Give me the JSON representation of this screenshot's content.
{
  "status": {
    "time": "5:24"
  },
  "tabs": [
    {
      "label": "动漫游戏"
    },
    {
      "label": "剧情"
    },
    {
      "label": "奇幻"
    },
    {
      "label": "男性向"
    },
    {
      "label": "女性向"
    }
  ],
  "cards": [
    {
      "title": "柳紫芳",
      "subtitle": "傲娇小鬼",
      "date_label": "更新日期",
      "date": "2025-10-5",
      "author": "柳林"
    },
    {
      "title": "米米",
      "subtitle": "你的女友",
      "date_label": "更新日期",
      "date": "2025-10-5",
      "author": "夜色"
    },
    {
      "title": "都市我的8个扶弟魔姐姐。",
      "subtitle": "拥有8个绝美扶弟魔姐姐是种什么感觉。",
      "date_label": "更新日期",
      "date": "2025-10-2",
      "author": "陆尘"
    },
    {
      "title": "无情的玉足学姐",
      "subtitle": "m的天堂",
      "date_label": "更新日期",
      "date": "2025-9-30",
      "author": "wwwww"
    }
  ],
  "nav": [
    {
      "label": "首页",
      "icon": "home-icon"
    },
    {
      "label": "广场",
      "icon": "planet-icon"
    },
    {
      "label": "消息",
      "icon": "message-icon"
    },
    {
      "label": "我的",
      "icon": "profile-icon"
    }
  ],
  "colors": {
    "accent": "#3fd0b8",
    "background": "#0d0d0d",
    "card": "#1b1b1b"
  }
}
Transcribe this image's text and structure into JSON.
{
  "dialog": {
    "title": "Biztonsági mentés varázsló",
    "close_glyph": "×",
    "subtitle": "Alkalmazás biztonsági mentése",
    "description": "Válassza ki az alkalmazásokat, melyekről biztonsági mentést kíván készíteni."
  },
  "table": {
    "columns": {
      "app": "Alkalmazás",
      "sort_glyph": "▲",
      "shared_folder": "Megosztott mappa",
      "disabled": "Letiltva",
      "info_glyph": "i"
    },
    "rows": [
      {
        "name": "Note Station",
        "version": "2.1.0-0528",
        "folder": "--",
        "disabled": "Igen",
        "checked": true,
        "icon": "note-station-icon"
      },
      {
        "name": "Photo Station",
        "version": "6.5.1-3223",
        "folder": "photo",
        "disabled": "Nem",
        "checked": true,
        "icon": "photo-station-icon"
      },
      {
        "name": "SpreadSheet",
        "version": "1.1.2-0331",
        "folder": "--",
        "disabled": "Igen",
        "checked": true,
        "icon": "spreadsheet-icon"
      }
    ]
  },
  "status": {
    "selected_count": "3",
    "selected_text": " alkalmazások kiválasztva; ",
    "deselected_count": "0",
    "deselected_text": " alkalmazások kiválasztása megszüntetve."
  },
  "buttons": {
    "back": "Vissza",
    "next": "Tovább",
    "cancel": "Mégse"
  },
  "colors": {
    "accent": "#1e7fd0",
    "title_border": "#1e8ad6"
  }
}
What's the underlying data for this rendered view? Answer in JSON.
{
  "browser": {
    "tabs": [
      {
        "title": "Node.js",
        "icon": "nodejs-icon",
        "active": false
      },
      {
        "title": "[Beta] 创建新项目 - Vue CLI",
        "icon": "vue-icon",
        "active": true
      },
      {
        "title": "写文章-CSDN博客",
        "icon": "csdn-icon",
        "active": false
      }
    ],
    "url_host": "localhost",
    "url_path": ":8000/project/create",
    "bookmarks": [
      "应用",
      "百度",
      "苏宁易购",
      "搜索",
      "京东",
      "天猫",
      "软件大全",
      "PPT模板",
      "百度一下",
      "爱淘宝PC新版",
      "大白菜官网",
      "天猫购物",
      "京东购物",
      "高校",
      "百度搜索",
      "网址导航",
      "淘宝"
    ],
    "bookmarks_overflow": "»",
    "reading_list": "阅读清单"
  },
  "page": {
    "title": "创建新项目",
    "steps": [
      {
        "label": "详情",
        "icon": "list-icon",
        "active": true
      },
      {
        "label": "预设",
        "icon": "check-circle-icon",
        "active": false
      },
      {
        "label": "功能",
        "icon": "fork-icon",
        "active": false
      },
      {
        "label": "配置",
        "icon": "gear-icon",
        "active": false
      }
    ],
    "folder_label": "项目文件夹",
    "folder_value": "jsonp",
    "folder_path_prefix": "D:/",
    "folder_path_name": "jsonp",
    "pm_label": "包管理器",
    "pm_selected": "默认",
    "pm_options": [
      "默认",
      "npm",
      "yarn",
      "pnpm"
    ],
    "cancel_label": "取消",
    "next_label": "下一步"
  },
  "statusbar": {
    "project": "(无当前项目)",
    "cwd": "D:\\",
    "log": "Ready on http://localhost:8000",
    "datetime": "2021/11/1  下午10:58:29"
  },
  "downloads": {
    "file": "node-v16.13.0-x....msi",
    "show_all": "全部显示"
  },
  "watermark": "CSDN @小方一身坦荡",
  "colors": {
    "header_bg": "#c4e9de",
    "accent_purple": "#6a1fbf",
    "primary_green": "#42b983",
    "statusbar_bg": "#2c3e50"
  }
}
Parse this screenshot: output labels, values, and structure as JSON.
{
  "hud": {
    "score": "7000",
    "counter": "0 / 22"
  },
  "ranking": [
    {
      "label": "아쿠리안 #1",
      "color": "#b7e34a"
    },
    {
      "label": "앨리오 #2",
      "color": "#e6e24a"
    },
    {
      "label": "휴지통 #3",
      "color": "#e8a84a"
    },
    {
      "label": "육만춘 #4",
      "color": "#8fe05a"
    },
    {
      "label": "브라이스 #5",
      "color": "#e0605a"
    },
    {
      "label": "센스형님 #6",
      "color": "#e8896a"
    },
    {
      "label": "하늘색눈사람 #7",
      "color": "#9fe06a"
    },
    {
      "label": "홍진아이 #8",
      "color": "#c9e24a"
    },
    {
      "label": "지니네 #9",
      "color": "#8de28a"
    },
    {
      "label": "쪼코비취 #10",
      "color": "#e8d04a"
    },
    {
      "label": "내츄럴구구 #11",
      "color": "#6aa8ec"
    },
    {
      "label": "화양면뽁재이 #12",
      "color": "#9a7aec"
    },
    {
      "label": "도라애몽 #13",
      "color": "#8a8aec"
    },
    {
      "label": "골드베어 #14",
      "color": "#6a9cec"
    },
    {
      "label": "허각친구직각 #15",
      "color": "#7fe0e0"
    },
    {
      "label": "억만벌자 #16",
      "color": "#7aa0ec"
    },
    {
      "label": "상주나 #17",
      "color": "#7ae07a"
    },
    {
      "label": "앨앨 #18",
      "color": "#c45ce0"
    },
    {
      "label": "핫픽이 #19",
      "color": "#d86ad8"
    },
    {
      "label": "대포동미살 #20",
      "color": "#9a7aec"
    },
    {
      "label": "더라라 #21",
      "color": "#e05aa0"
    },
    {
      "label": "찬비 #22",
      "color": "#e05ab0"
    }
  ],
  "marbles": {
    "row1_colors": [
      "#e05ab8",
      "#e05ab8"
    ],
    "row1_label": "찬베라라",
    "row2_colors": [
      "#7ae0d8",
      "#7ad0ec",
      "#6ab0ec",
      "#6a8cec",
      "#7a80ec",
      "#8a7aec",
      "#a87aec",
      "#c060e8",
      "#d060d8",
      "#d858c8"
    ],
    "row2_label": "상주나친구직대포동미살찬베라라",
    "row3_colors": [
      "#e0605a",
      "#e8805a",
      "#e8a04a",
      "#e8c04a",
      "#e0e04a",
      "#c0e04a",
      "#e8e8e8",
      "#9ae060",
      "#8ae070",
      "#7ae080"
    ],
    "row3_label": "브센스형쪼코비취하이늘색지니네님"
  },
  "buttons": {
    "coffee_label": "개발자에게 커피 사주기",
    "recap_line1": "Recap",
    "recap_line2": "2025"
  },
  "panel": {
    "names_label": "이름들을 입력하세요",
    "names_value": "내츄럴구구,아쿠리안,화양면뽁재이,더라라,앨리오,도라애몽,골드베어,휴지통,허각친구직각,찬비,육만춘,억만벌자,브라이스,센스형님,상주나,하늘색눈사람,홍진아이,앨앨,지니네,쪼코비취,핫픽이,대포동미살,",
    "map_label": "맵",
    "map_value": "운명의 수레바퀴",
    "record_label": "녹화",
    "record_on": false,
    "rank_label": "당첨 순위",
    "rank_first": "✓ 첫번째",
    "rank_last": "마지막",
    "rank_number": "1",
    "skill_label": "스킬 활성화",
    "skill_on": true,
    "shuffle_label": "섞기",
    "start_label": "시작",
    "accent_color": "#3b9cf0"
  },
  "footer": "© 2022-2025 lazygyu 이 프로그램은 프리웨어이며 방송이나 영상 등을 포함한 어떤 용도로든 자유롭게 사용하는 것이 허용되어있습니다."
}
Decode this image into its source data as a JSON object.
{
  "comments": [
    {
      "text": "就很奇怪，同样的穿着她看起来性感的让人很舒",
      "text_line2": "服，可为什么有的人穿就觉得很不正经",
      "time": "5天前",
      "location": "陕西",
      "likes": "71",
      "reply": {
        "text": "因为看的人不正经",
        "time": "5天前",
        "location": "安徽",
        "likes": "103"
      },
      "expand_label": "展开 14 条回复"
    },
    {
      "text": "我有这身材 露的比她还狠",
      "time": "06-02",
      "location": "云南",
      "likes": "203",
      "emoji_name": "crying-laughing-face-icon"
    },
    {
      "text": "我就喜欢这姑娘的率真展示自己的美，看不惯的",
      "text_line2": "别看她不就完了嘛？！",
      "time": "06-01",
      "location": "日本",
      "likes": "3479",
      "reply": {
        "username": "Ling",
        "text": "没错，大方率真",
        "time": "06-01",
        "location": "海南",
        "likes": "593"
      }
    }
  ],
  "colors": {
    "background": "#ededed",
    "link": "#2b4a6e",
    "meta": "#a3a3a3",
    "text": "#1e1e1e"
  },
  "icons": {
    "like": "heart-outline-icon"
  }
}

_What you have to do_
Extract every line containing the string "localhost" from the material.

_Answer_
    "url_host": "localhost",
    "log": "Ready on http://localhost:8000",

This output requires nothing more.